Problem details: Copy each line with the word "this" in it.

## Begin Provided data

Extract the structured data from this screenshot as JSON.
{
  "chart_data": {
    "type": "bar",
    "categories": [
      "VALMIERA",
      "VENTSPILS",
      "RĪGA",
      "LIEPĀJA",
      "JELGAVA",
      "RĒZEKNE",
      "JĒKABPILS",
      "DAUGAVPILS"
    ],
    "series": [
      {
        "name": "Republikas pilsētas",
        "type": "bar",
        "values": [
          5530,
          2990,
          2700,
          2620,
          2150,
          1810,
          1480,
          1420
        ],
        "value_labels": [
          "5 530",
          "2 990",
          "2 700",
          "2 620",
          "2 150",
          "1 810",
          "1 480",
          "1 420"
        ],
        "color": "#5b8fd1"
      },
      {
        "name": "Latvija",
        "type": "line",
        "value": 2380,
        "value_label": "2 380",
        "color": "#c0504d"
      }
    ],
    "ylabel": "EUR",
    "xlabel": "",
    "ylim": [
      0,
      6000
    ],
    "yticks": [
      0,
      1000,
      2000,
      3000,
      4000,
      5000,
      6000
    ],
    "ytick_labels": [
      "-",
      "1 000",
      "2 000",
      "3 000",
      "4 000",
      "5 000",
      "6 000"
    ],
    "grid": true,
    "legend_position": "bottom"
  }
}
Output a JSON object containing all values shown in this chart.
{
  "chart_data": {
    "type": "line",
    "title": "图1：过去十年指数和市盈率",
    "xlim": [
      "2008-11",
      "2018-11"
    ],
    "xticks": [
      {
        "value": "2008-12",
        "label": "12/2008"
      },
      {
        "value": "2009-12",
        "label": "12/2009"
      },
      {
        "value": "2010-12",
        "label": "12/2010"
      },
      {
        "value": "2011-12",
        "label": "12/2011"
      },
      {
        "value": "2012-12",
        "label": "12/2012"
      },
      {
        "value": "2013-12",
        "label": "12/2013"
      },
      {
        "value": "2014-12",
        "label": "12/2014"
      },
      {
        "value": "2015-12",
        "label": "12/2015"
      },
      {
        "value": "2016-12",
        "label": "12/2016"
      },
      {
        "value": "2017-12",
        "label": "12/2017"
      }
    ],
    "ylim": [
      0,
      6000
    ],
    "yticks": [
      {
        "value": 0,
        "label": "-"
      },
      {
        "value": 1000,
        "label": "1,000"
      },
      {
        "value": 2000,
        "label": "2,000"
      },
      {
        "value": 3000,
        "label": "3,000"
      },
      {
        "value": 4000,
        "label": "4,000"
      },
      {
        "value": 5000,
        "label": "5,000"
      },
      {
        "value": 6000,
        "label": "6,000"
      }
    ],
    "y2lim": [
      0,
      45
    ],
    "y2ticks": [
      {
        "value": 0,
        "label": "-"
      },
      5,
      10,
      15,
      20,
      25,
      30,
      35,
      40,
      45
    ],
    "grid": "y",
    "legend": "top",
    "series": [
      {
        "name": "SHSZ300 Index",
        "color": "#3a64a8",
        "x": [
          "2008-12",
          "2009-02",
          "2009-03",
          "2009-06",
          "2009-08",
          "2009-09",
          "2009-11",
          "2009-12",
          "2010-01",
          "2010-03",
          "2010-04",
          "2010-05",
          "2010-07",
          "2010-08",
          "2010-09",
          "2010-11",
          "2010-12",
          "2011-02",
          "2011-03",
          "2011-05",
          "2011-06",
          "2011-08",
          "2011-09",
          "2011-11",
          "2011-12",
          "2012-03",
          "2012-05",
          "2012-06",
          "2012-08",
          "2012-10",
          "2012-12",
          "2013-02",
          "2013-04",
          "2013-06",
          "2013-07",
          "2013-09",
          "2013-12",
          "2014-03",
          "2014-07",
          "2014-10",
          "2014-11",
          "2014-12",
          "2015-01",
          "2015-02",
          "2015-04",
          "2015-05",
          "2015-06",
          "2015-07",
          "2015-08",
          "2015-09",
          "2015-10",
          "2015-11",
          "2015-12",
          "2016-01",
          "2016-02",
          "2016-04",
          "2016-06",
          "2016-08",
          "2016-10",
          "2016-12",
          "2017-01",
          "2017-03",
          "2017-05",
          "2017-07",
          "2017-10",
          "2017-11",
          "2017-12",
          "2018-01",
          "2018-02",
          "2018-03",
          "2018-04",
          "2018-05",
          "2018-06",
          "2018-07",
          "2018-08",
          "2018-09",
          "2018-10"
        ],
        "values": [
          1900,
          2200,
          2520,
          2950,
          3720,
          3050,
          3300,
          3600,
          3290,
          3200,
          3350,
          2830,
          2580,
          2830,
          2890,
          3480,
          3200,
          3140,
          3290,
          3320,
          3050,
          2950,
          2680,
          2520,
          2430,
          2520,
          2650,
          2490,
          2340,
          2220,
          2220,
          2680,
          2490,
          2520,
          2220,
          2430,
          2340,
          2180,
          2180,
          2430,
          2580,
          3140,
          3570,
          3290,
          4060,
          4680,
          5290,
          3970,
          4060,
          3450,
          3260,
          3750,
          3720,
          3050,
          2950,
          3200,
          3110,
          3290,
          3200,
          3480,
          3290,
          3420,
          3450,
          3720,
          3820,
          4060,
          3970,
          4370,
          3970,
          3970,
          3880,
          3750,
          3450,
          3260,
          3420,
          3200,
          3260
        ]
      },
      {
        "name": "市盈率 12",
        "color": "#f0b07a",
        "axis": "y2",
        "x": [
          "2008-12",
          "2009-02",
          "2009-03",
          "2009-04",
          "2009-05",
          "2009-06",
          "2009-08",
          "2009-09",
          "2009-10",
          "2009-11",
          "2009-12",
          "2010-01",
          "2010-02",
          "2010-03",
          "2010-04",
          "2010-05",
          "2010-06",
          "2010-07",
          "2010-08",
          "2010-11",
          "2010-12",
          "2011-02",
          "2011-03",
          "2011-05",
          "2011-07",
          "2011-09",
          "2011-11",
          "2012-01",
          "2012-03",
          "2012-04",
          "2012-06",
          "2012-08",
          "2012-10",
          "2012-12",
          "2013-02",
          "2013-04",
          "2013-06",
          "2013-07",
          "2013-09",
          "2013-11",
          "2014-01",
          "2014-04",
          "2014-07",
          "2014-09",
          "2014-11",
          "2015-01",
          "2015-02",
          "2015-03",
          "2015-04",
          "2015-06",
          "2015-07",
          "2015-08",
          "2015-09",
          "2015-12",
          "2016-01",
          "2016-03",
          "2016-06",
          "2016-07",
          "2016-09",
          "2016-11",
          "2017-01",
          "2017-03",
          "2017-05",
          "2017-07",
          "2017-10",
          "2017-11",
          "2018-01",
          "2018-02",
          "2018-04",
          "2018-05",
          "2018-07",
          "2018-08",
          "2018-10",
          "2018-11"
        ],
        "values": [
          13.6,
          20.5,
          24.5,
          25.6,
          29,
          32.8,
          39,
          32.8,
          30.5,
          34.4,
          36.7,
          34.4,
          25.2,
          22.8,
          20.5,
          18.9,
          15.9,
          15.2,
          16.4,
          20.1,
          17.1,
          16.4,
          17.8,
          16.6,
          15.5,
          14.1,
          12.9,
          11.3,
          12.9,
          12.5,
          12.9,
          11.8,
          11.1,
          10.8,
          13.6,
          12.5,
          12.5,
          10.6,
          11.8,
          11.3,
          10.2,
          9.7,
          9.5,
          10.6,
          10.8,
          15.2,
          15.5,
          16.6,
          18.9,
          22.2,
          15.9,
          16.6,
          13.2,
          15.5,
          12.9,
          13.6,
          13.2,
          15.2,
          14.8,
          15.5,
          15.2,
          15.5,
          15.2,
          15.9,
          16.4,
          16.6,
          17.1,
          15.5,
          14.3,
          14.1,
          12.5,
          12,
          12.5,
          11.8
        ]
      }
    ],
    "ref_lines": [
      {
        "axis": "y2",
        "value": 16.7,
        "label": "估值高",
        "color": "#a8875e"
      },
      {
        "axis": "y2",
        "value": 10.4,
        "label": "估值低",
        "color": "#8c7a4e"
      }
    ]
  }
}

## End Provided data

Answer for the task:
Extract the structured data from this screenshot as JSON.
Output a JSON object containing all values shown in this chart.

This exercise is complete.